■ **TASK TO COMPLETE**
Using the listing below, extract each line that has the word "林教头风雪山神庙" in it.

■ **RECORDED DATA**
= = =
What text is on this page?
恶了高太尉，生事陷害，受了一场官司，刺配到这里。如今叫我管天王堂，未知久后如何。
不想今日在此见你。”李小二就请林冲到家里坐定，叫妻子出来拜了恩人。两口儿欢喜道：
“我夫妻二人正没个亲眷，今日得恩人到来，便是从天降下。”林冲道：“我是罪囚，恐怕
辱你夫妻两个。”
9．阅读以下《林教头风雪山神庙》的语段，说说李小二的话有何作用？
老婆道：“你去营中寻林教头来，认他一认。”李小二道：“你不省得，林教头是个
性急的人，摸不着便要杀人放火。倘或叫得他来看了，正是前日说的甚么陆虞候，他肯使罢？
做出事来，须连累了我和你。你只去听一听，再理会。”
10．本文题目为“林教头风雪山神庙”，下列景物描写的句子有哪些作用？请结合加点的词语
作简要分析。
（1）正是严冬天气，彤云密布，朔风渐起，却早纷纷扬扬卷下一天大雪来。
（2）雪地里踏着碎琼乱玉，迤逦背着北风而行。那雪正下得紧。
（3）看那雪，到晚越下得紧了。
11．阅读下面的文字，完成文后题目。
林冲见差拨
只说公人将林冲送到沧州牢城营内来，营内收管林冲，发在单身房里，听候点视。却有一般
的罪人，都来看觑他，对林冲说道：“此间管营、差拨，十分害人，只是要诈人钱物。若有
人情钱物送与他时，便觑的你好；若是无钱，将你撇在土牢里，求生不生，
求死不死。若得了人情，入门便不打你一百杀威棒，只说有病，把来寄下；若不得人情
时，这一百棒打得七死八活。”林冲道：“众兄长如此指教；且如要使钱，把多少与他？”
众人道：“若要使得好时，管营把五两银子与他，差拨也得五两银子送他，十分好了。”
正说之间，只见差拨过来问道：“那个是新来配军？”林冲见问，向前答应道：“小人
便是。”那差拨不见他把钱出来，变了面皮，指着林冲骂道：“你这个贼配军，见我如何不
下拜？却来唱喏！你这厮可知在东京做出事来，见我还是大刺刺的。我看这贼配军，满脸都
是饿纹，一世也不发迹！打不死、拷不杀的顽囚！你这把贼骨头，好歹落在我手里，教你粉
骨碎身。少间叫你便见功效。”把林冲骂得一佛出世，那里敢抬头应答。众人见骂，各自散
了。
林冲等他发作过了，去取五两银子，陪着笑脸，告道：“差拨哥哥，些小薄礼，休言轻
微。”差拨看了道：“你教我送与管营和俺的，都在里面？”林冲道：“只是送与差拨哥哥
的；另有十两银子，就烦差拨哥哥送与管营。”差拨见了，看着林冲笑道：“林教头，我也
= = =
■ **FULL SOLUTION**
9．阅读以下《林教头风雪山神庙》的语段，说说李小二的话有何作用？
10．本文题目为“林教头风雪山神庙”，下列景物描写的句子有哪些作用？请结合加点的词语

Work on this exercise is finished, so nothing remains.